==== EXTRAIT DE PAGE
Cette histoire semble démarrer comme n’importe quel type de polar tel que les sud-coréens savent le faire : une ambiance lourde, pesante, mise en scène avec ardeur. Jong-goo, le policier, se met à la hauteur des spectateurs et semblent rapidement dépasser par les évènements. « The Strangers » marquent rapidement les esprits avec la nature sauvage de la scène de crime, sa tension palpable et le sentiment que quelque chose de plus terrible encore va arriver. C’est à ce moment précis que Na Hong-jin déploie sa patte : le récit va rapidement se complexifier pour multiplier les péripéties, les révélations, les personnages et les retournements scénaristiques. Du thriller noir, on passe rapidement du drame à l’humour grotesque, au fantastique ou à l’horreur. Tout cela empreint d’un mysticisme bien prégnant, dû évidemment à la teneur du mal et sa représentation.
A tout moment « The Strangers » pourrait basculer dans la confusion, dans le remplissage ou l’hystérie mal maîtrisée. C’est sans compter le travail monumental de montage ou de la mise en scène s’adaptant à un rythme tour à tour lancinant et brutal. L’exigence de l’écriture n’est pas en reste, offrant au final un spectacle saisissant. Quelque chose de primitif se dégage, une force démoniaque est catapultée, comme si les forces du mal siégeaient sur ce village montagnard. Le rapport au fantastique rappellera « L’exorciste » de William Friedkin, à savoir un basculement perpétuel entre réalisme sordide et ténèbres suggérées. La scène du chaman lançant un sort au japonais reste une des séquences les plus impressionnantes vues récemment. Elle résume à elle seule le travail visuel et sensoriel du cinéaste sud-coréen.
========
**TRAVAIL DEMANDÉ**
a) Recopiez mot pour mot les lignes des enregistrements en commençant à celle qui contient "price-tick-label: 19.07 (17, 211, 58, 226)" et en terminant à celle qui contient "volume-bar (260, 419, 263, 453)", ces deux lignes comprises.
b) Prolongez la critique du film « The Strangers » à partir de sa dernière phrase.
==== ENREGISTREMENTS FOURNIS
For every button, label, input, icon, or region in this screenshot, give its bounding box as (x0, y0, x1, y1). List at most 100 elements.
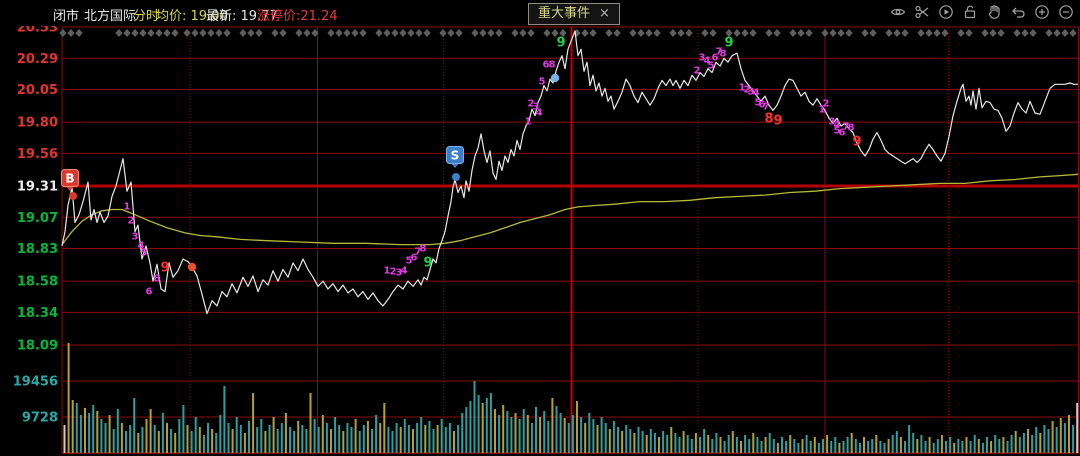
price-tick-label: 19.07 (17, 211, 58, 226)
count-label: 4 (753, 88, 760, 99)
buy-signal-label: B (65, 172, 74, 186)
count-label: 1 (819, 105, 826, 116)
volume-bar (436, 425, 439, 453)
volume-bar (604, 423, 607, 453)
scissors-icon[interactable] (914, 4, 930, 20)
volume-bar (120, 423, 123, 453)
volume-bar (764, 437, 767, 453)
volume-bar (977, 439, 980, 453)
undo-icon[interactable] (1010, 4, 1026, 20)
event-diamond (183, 29, 191, 37)
event-diamond (773, 29, 781, 37)
volume-bar (904, 441, 906, 453)
volume-bar (420, 417, 423, 453)
volume-bar (793, 439, 796, 453)
volume-bar (317, 427, 320, 453)
volume-bar (727, 435, 730, 453)
average-price-line (61, 173, 1079, 246)
event-diamond (605, 29, 613, 37)
event-diamond (207, 29, 215, 37)
volume-bar (723, 441, 726, 453)
event-diamond (311, 29, 319, 37)
event-diamond (479, 29, 487, 37)
count-label: 6 (411, 253, 418, 264)
chart-type-label[interactable]: 分时 (133, 9, 160, 24)
volume-bar (239, 425, 242, 453)
zoom-in-icon[interactable] (1034, 4, 1050, 20)
volume-bar (260, 419, 263, 453)
hand-icon[interactable] (986, 4, 1002, 20)
event-diamond (893, 29, 901, 37)
sell-signal-label: S (451, 149, 460, 163)
stock-name-label: 北方国际 (84, 9, 137, 24)
buy-signal-pointer (66, 186, 74, 191)
volume-bar (666, 435, 669, 453)
volume-bar (809, 441, 812, 453)
volume-bar (330, 429, 332, 453)
event-diamond (447, 29, 455, 37)
volume-bar (752, 433, 755, 453)
volume-bar (608, 429, 611, 453)
volume-bar (71, 400, 74, 453)
volume-bar (674, 433, 677, 453)
price-tick-label: 19.80 (17, 116, 58, 131)
volume-bar (768, 433, 771, 453)
volume-bar (198, 427, 201, 453)
event-diamond (925, 29, 933, 37)
event-diamond (821, 29, 829, 37)
volume-bar (924, 441, 927, 453)
event-diamond (59, 29, 67, 37)
count-label: 1 (739, 83, 746, 94)
volume-bar (129, 425, 132, 453)
volume-bar (432, 429, 435, 453)
event-diamond (415, 29, 423, 37)
volume-bar (875, 435, 878, 453)
volume-bar (1027, 429, 1029, 453)
volume-bar (391, 431, 394, 453)
count-label: 5 (834, 126, 841, 137)
event-diamond (581, 29, 589, 37)
event-diamond (527, 29, 535, 37)
count-9-green-label: 9 (556, 36, 565, 51)
zoom-out-icon[interactable] (1058, 4, 1074, 20)
volume-bar (998, 439, 1001, 453)
volume-bar (186, 425, 189, 453)
sell-signal-dot (452, 173, 460, 181)
eye-icon[interactable] (890, 4, 906, 20)
volume-bar (785, 441, 788, 453)
volume-bar (366, 421, 369, 453)
count-label: 5 (406, 256, 413, 267)
count-label: 2 (128, 216, 135, 227)
volume-bar (256, 427, 259, 453)
volume-bar (637, 427, 640, 453)
volume-bar (399, 427, 402, 453)
event-diamond (271, 29, 279, 37)
volume-bar (268, 425, 271, 453)
count-9-red-label: 9 (160, 261, 169, 276)
replay-icon[interactable] (938, 4, 954, 20)
volume-bar (850, 433, 853, 453)
volume-bar (276, 429, 279, 453)
event-diamond (423, 29, 431, 37)
event-diamond (123, 29, 131, 37)
volume-bar (207, 423, 209, 453)
volume-bar (908, 425, 911, 453)
volume-bar (1051, 421, 1054, 453)
unlock-icon[interactable] (962, 4, 978, 20)
volume-bar (949, 437, 952, 453)
volume-bar (309, 393, 312, 453)
volume-bar (202, 435, 205, 453)
count-label: 3 (132, 232, 139, 243)
volume-bar (375, 415, 378, 453)
tab-major-events[interactable]: 重大事件 × (528, 3, 620, 25)
volume-bar (182, 405, 185, 453)
volume-bar (945, 441, 947, 453)
volume-bar (584, 423, 587, 453)
count-label: 8 (549, 60, 556, 71)
count-label: 6 (839, 128, 846, 139)
volume-bar (153, 425, 156, 453)
tab-close-icon[interactable]: × (599, 6, 610, 21)
volume-bar (1047, 429, 1050, 453)
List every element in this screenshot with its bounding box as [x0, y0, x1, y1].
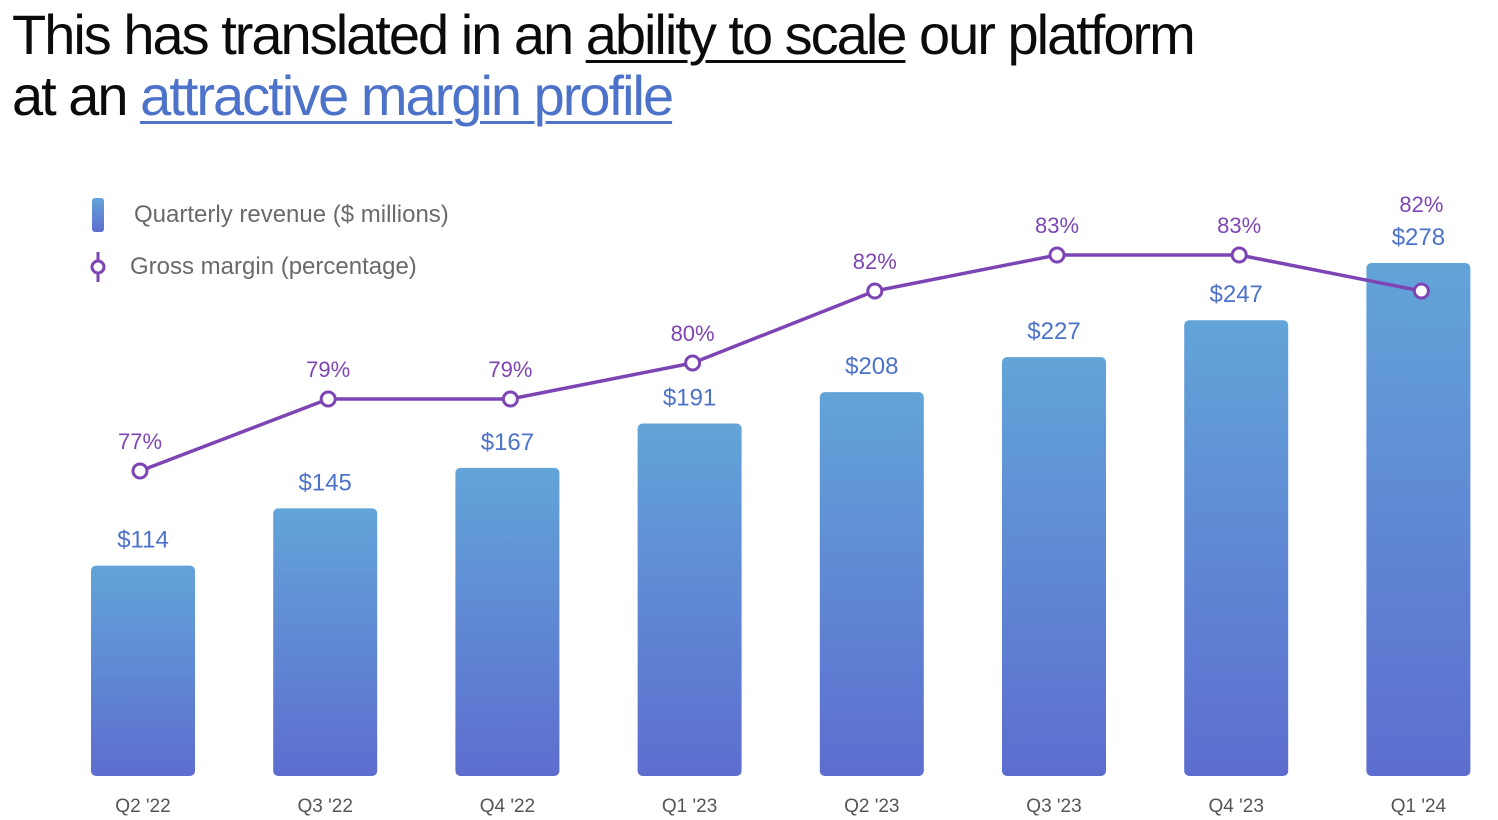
revenue-value-label: $191 [663, 385, 716, 412]
margin-value-label: 83% [1035, 213, 1079, 238]
revenue-value-label: $227 [1027, 318, 1080, 345]
x-tick-label: Q2 '22 [115, 796, 170, 817]
revenue-bar [637, 423, 742, 776]
margin-point [866, 282, 884, 300]
margin-line [131, 246, 1430, 480]
legend-label-revenue: Quarterly revenue ($ millions) [134, 201, 449, 228]
title-emphasis-accent: attractive margin profile [140, 64, 674, 127]
title-part-1: This has translated in an [12, 3, 586, 66]
margin-value-label: 79% [488, 357, 532, 382]
revenue-value-label: $278 [1392, 224, 1445, 251]
x-tick-label: Q3 '23 [1026, 796, 1081, 817]
margin-series-line [139, 253, 1422, 473]
margin-value-label: 82% [853, 249, 897, 274]
legend-label-margin: Gross margin (percentage) [130, 253, 417, 280]
revenue-bar [455, 467, 560, 776]
x-tick-label: Q2 '23 [844, 796, 899, 817]
revenue-bar [1002, 357, 1106, 776]
revenue-value-label: $247 [1210, 281, 1263, 308]
margin-point [1412, 282, 1430, 300]
margin-value-label: 80% [671, 321, 715, 346]
revenue-bar [819, 392, 924, 776]
revenue-bar [1184, 320, 1289, 776]
chart-labels: $114 Q2 '22 $145 Q3 '22 $167 Q4 '22 $191 Q1 '23… [115, 192, 1446, 817]
margin-point [684, 354, 702, 372]
chart-legend: Quarterly revenue ($ millions) Gross mar… [88, 196, 449, 300]
margin-point [1048, 246, 1066, 264]
revenue-bar [273, 508, 378, 776]
margin-value-label: 82% [1399, 192, 1443, 217]
x-tick-label: Q3 '22 [298, 796, 353, 817]
revenue-value-label: $114 [117, 527, 169, 554]
margin-value-label: 77% [118, 429, 162, 454]
revenue-value-label: $167 [481, 429, 534, 456]
page-title: This has translated in an ability to sca… [12, 4, 1212, 126]
x-tick-label: Q4 '23 [1209, 796, 1264, 817]
x-tick-label: Q1 '23 [662, 796, 717, 817]
x-tick-label: Q4 '22 [480, 796, 535, 817]
revenue-value-label: $208 [845, 353, 898, 380]
revenue-bar [1366, 263, 1471, 776]
title-emphasis-underlined: ability to scale [585, 3, 908, 66]
legend-item-revenue: Quarterly revenue ($ millions) [88, 196, 449, 234]
revenue-bars [91, 263, 1471, 776]
revenue-value-label: $145 [299, 469, 352, 496]
margin-point [319, 390, 337, 408]
margin-point [1230, 246, 1248, 264]
margin-point [131, 462, 149, 480]
margin-value-label: 83% [1217, 213, 1261, 238]
margin-point [501, 390, 519, 408]
title-part-3: our platform at an [12, 3, 1196, 127]
margin-value-label: 79% [306, 357, 350, 382]
legend-item-margin: Gross margin (percentage) [88, 248, 449, 286]
revenue-bar [91, 565, 195, 776]
line-marker-icon [90, 252, 106, 282]
bar-swatch-icon [92, 198, 104, 232]
x-tick-label: Q1 '24 [1391, 796, 1447, 817]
========
**RÉPONSES FOURNIES**
a)
price-tick-label: 19.07 (17, 211, 58, 226)
count-label: 4 (753, 88, 760, 99)
buy-signal-label: B (65, 172, 74, 186)
count-label: 1 (819, 105, 826, 116)
volume-bar (436, 425, 439, 453)
volume-bar (604, 423, 607, 453)
scissors-icon[interactable] (914, 4, 930, 20)
volume-bar (120, 423, 123, 453)
volume-bar (764, 437, 767, 453)
volume-bar (977, 439, 980, 453)
undo-icon[interactable] (1010, 4, 1026, 20)
event-diamond (183, 29, 191, 37)
event-diamond (773, 29, 781, 37)
volume-bar (904, 441, 906, 453)
volume-bar (420, 417, 423, 453)
volume-bar (793, 439, 796, 453)
volume-bar (317, 427, 320, 453)
volume-bar (727, 435, 730, 453)
average-price-line (61, 173, 1079, 246)
event-diamond (605, 29, 613, 37)
event-diamond (207, 29, 215, 37)
volume-bar (723, 441, 726, 453)
event-diamond (311, 29, 319, 37)
event-diamond (479, 29, 487, 37)
count-label: 6 (411, 253, 418, 264)
chart-type-label[interactable]: 分时 (133, 9, 160, 24)
volume-bar (239, 425, 242, 453)
zoom-in-icon[interactable] (1034, 4, 1050, 20)
volume-bar (260, 419, 263, 453)

b)
Joong-goo, finalement maladroit et bouffi, subit ce voyage vers l’enfer comme tous les habitants du village. Leurs actions et leurs décisions auront un impact sur la suite des événements, relançant ainsi constamment l’intérêt de l’histoire. Na Hong-jin évite du coup une passivité des personnages qui auraient pu plomber le film. Aucun moralisme ou jugement, c’est justement la foi qui peut leur montrer le chemin de la délivrance. Surtout la foi en l’Homme et en sa capacité de jugement. Une valeur défendable par principe mais qui sera constamment ébranlée, engendrant des actions parfois aussi contestable que les forces qu’ils affrontent. La nature humaine est finalement encore au cœur d’un film sud-coréen.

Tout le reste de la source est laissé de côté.